#### WHAT IS ASKED:
Would you write out the listing verbatim and skip every picture in it?

#### INFORMATION PROVIDED:

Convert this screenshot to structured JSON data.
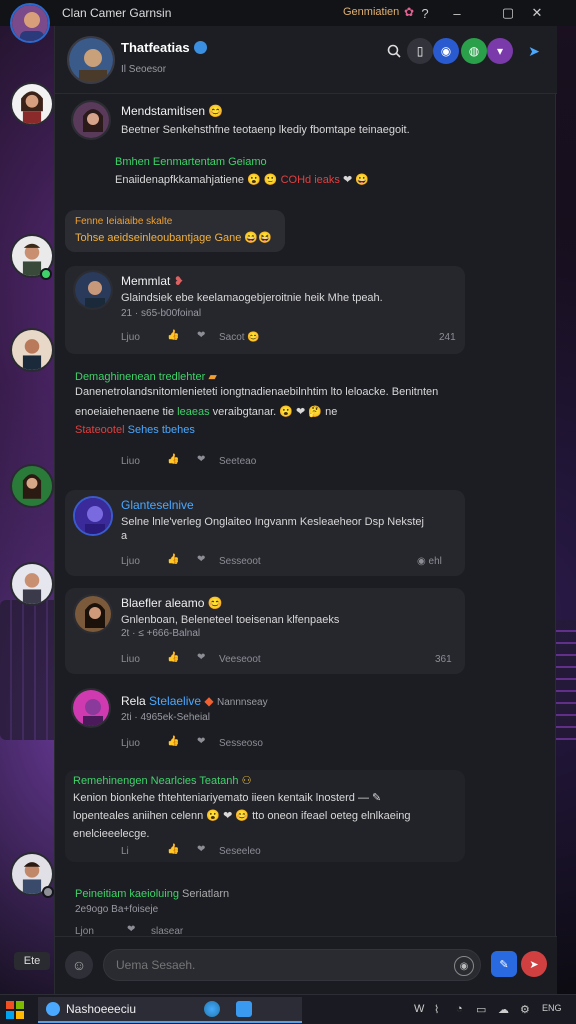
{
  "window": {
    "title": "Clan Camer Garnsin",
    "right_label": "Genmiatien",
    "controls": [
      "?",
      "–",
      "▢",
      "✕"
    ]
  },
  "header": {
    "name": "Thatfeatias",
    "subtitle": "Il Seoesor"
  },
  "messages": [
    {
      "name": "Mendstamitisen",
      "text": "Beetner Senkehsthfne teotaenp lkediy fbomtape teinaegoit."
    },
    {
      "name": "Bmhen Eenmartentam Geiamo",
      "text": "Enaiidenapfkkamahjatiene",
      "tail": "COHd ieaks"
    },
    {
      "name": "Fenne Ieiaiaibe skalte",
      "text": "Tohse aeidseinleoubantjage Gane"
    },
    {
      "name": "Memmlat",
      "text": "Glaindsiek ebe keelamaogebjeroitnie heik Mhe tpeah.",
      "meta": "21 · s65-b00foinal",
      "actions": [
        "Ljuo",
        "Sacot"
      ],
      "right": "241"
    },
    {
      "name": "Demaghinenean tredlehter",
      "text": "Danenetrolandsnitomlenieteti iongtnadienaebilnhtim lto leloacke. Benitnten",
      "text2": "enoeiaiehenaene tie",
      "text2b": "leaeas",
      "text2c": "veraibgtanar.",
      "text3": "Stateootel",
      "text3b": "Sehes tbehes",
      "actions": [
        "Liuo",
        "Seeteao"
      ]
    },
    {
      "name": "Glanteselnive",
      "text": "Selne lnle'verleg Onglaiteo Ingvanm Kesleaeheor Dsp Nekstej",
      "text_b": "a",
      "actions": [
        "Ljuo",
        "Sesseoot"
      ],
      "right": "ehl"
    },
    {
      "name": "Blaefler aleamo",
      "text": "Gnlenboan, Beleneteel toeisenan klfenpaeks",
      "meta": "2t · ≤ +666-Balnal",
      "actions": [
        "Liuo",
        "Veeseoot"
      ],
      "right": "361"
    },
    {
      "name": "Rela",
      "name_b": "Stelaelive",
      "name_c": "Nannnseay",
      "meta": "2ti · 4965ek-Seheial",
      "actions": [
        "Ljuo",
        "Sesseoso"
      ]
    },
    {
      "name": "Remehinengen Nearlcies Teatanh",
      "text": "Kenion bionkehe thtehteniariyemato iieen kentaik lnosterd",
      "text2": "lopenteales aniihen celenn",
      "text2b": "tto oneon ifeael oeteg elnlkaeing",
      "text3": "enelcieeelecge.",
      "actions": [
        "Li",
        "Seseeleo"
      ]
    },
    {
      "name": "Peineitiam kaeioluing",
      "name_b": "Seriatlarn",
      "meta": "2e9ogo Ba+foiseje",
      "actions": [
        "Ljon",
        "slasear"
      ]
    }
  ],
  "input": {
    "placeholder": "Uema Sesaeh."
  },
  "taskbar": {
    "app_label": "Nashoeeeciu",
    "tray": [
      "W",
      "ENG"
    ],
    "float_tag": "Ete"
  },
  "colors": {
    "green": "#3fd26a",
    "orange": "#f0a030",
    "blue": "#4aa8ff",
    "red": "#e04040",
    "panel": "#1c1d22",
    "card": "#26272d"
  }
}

#### SOLUTION TO THE EXERCISE:
Convert this screenshot to structured JSON data.
{
  "window": {
    "title": "Clan Camer Garnsin",
    "right_label": "Genmiatien",
    "controls": [
      "?",
      "–",
      "▢",
      "✕"
    ]
  },
  "header": {
    "name": "Thatfeatias",
    "subtitle": "Il Seoesor"
  },
  "messages": [
    {
      "name": "Mendstamitisen",
      "text": "Beetner Senkehsthfne teotaenp lkediy fbomtape teinaegoit."
    },
    {
      "name": "Bmhen Eenmartentam Geiamo",
      "text": "Enaiidenapfkkamahjatiene",
      "tail": "COHd ieaks"
    },
    {
      "name": "Fenne Ieiaiaibe skalte",
      "text": "Tohse aeidseinleoubantjage Gane"
    },
    {
      "name": "Memmlat",
      "text": "Glaindsiek ebe keelamaogebjeroitnie heik Mhe tpeah.",
      "meta": "21 · s65-b00foinal",
      "actions": [
        "Ljuo",
        "Sacot"
      ],
      "right": "241"
    },
    {
      "name": "Demaghinenean tredlehter",
      "text": "Danenetrolandsnitomlenieteti iongtnadienaebilnhtim lto leloacke. Benitnten",
      "text2": "enoeiaiehenaene tie",
      "text2b": "leaeas",
      "text2c": "veraibgtanar.",
      "text3": "Stateootel",
      "text3b": "Sehes tbehes",
      "actions": [
        "Liuo",
        "Seeteao"
      ]
    },
    {
      "name": "Glanteselnive",
      "text": "Selne lnle'verleg Onglaiteo Ingvanm Kesleaeheor Dsp Nekstej",
      "text_b": "a",
      "actions": [
        "Ljuo",
        "Sesseoot"
      ],
      "right": "ehl"
    },
    {
      "name": "Blaefler aleamo",
      "text": "Gnlenboan, Beleneteel toeisenan klfenpaeks",
      "meta": "2t · ≤ +666-Balnal",
      "actions": [
        "Liuo",
        "Veeseoot"
      ],
      "right": "361"
    },
    {
      "name": "Rela",
      "name_b": "Stelaelive",
      "name_c": "Nannnseay",
      "meta": "2ti · 4965ek-Seheial",
      "actions": [
        "Ljuo",
        "Sesseoso"
      ]
    },
    {
      "name": "Remehinengen Nearlcies Teatanh",
      "text": "Kenion bionkehe thtehteniariyemato iieen kentaik lnosterd",
      "text2": "lopenteales aniihen celenn",
      "text2b": "tto oneon ifeael oeteg elnlkaeing",
      "text3": "enelcieeelecge.",
      "actions": [
        "Li",
        "Seseeleo"
      ]
    },
    {
      "name": "Peineitiam kaeioluing",
      "name_b": "Seriatlarn",
      "meta": "2e9ogo Ba+foiseje",
      "actions": [
        "Ljon",
        "slasear"
      ]
    }
  ],
  "input": {
    "placeholder": "Uema Sesaeh."
  },
  "taskbar": {
    "app_label": "Nashoeeeciu",
    "tray": [
      "W",
      "ENG"
    ],
    "float_tag": "Ete"
  },
  "colors": {
    "green": "#3fd26a",
    "orange": "#f0a030",
    "blue": "#4aa8ff",
    "red": "#e04040",
    "panel": "#1c1d22",
    "card": "#26272d"
  }
}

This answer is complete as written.